(Directions for this task): Look through the data below. Collect every line where the word "What" occurs.

Dataset entries on figures
::::

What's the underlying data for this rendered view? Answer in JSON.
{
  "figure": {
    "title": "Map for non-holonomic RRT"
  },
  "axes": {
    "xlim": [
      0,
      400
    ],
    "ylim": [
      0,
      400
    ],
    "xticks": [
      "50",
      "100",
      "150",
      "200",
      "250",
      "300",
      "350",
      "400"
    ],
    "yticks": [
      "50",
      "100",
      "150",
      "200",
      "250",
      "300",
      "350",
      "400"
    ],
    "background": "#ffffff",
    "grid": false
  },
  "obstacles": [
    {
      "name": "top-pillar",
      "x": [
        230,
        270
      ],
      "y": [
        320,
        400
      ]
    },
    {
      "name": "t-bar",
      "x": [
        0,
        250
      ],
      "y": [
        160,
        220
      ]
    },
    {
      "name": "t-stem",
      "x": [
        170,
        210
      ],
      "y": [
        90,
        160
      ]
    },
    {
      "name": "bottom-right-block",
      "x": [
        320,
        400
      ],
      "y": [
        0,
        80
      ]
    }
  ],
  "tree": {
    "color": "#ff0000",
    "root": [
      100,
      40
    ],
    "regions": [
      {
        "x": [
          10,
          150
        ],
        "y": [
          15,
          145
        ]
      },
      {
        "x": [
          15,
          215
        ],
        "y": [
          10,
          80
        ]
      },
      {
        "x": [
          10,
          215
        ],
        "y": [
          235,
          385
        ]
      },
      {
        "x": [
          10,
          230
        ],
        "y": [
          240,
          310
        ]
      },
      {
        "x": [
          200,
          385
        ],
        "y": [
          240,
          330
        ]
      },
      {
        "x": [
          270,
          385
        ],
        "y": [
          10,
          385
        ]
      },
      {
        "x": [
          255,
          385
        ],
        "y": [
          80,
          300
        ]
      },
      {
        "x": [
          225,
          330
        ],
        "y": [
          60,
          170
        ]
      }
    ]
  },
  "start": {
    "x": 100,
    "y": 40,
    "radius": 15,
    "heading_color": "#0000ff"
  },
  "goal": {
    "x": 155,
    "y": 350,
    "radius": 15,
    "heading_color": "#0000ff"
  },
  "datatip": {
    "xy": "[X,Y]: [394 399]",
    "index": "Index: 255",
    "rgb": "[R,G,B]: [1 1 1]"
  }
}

::::

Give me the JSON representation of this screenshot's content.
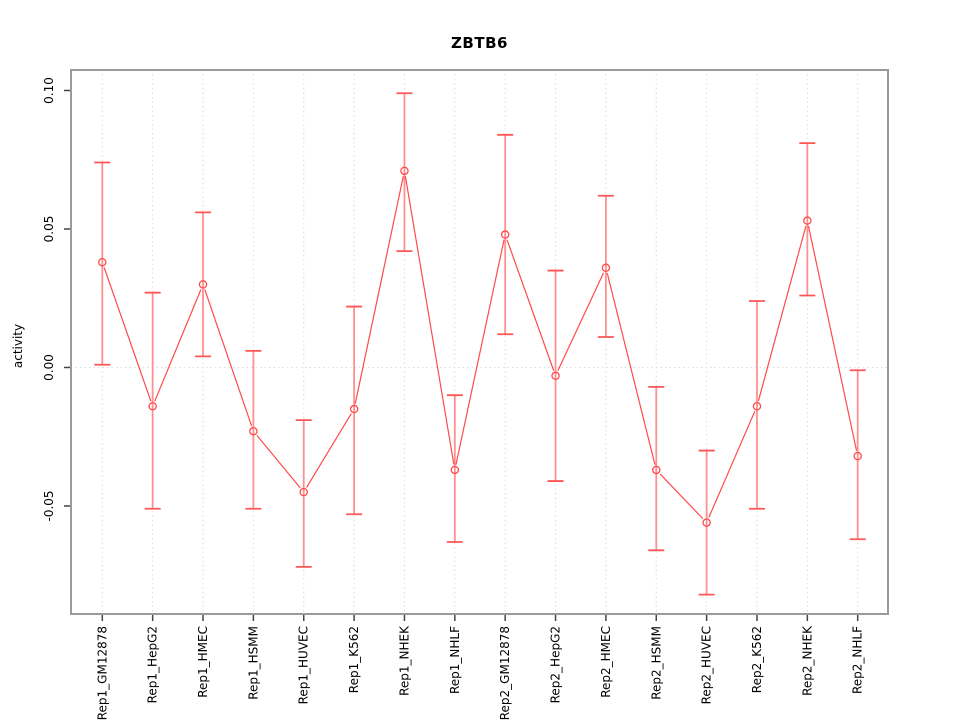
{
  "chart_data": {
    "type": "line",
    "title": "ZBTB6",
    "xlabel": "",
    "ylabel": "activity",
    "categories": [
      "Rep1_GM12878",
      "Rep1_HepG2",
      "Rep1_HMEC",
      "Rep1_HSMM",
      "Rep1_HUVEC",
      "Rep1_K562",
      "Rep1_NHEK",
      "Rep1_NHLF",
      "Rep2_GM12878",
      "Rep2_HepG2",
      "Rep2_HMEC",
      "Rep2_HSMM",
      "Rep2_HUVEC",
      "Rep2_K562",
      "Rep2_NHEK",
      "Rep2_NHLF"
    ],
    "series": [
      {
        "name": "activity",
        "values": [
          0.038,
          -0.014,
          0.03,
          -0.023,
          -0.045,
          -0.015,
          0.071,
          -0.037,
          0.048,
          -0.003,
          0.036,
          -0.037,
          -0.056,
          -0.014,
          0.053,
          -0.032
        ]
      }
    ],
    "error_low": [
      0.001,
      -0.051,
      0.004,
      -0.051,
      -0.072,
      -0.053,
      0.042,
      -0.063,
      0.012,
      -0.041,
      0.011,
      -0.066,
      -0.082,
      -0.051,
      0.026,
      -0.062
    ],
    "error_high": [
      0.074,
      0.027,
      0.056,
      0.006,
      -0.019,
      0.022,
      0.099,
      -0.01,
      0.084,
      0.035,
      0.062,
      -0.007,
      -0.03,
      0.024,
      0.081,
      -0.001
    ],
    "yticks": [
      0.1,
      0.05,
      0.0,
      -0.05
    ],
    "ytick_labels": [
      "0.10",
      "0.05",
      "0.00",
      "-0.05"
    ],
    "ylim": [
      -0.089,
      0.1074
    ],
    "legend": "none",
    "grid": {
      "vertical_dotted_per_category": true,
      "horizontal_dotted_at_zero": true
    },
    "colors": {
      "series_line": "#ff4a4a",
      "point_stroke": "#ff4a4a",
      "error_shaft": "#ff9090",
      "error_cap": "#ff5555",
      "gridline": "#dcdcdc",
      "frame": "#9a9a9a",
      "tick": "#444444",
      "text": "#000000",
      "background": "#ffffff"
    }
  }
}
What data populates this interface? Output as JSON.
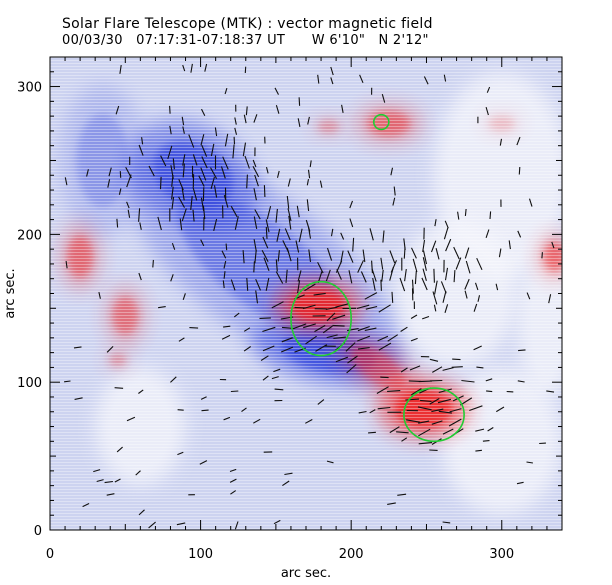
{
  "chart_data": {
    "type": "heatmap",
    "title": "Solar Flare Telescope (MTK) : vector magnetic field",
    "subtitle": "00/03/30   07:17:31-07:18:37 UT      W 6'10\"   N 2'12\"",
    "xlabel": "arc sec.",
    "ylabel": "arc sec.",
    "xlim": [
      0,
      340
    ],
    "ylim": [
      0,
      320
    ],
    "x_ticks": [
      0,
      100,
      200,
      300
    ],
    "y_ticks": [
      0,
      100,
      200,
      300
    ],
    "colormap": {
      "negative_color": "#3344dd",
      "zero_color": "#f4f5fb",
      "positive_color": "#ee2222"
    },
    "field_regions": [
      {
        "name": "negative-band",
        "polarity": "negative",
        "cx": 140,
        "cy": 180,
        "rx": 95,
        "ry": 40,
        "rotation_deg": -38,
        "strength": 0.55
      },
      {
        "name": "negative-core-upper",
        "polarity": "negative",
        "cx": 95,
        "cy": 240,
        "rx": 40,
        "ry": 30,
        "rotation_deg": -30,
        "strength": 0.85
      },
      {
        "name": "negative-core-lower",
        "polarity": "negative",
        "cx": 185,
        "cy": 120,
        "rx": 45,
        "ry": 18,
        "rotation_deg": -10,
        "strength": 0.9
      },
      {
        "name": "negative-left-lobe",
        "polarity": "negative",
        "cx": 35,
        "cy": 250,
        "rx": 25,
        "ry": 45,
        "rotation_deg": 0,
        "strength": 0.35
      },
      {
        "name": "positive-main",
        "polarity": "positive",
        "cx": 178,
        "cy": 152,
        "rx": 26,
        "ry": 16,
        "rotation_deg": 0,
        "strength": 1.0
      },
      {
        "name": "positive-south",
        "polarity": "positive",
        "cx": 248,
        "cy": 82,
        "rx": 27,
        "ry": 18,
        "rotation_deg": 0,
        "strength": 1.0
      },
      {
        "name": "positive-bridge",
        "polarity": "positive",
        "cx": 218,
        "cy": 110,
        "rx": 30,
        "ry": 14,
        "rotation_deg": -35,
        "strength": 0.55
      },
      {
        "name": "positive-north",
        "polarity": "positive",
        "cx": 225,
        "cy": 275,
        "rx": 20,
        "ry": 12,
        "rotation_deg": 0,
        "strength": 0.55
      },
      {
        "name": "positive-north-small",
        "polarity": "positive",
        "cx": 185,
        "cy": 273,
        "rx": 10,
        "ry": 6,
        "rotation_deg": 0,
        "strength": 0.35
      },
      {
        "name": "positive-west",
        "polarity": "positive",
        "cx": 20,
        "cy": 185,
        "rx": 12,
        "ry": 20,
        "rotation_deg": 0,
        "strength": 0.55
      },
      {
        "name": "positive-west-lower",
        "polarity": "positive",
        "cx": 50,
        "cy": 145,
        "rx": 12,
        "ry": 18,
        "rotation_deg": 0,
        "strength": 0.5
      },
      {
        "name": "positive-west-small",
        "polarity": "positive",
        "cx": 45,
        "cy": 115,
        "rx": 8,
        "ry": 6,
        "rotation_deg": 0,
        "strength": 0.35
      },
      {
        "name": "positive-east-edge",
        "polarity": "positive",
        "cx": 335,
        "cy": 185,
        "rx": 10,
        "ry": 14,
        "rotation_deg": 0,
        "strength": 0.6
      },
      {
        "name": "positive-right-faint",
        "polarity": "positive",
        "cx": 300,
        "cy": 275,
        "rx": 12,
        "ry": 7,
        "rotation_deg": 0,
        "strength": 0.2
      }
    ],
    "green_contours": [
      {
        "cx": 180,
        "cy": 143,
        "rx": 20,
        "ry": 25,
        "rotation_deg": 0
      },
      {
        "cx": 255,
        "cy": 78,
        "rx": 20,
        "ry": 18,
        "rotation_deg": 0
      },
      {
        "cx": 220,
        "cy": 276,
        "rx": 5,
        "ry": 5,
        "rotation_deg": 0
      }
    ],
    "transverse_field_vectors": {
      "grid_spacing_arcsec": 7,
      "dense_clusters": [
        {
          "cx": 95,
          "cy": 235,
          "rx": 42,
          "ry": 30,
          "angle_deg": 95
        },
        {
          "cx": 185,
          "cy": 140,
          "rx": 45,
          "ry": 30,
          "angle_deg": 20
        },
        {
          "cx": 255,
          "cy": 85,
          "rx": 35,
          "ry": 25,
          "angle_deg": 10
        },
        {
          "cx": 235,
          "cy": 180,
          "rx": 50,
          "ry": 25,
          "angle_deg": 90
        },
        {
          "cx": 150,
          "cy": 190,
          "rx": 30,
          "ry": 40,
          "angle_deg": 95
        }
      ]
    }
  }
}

::::

(Expected answer):
What's the underlying data for this rendered view? Answer in JSON.
What data populates this interface? Output as JSON.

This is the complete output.